[Aim]
Locate every line below that contains the word "text" and copy it.
_____
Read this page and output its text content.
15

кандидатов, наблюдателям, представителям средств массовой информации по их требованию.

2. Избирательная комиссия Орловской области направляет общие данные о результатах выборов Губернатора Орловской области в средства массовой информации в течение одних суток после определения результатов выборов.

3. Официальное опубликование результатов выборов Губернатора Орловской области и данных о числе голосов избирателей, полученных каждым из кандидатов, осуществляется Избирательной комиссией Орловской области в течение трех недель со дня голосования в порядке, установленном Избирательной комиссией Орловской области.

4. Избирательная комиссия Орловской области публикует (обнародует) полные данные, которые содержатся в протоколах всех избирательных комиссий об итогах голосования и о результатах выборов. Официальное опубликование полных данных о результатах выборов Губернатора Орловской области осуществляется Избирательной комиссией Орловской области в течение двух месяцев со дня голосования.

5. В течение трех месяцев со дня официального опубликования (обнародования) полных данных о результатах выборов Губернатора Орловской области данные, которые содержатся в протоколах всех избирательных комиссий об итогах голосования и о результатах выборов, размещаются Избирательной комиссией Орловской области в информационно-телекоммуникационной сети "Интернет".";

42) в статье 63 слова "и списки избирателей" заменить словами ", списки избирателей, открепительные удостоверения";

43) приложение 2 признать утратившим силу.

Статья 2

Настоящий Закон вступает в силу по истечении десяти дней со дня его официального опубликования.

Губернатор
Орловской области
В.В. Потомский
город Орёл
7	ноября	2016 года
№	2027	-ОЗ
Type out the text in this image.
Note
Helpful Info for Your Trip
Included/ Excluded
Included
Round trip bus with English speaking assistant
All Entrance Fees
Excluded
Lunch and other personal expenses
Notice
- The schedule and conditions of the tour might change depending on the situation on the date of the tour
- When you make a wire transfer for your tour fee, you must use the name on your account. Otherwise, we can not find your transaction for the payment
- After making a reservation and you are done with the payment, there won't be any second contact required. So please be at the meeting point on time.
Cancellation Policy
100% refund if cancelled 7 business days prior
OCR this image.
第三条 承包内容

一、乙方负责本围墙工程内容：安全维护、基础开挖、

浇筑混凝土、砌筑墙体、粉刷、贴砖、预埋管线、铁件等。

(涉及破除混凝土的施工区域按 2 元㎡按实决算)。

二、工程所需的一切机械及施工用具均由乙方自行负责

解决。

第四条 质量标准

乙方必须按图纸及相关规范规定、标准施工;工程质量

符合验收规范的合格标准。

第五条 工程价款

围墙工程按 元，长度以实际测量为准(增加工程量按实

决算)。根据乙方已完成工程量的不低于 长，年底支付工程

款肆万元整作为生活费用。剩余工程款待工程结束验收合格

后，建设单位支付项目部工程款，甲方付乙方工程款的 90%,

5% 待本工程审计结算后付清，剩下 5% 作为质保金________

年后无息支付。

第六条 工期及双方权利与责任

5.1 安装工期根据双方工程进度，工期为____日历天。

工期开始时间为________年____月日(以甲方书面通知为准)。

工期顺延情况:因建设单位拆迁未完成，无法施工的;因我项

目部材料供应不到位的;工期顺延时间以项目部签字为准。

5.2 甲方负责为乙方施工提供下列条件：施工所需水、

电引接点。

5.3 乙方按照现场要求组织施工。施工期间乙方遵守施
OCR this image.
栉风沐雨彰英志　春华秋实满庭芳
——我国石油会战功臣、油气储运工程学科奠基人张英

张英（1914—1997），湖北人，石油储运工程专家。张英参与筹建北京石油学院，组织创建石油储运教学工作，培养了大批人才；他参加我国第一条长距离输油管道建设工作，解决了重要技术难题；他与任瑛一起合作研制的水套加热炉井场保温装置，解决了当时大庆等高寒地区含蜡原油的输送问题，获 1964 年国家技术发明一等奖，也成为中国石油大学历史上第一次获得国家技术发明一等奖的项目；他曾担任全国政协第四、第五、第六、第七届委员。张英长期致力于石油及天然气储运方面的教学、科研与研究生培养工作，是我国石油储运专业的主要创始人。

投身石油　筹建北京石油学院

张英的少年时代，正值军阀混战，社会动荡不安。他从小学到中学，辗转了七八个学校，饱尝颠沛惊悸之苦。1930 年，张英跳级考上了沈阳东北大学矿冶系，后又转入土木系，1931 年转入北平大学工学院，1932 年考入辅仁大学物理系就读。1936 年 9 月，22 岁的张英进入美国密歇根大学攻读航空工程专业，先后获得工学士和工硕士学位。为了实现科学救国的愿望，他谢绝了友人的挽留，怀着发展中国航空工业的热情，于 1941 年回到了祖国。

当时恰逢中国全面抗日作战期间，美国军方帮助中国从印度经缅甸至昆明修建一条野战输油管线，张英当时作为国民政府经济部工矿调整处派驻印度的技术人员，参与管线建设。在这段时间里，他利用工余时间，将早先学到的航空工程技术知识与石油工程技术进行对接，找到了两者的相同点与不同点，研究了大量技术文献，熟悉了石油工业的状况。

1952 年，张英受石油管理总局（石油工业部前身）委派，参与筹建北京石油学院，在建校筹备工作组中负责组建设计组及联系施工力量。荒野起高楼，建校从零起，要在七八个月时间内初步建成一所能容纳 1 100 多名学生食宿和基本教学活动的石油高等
_____
[Final result]
Read this page and output its text content.
Type out the text in this image.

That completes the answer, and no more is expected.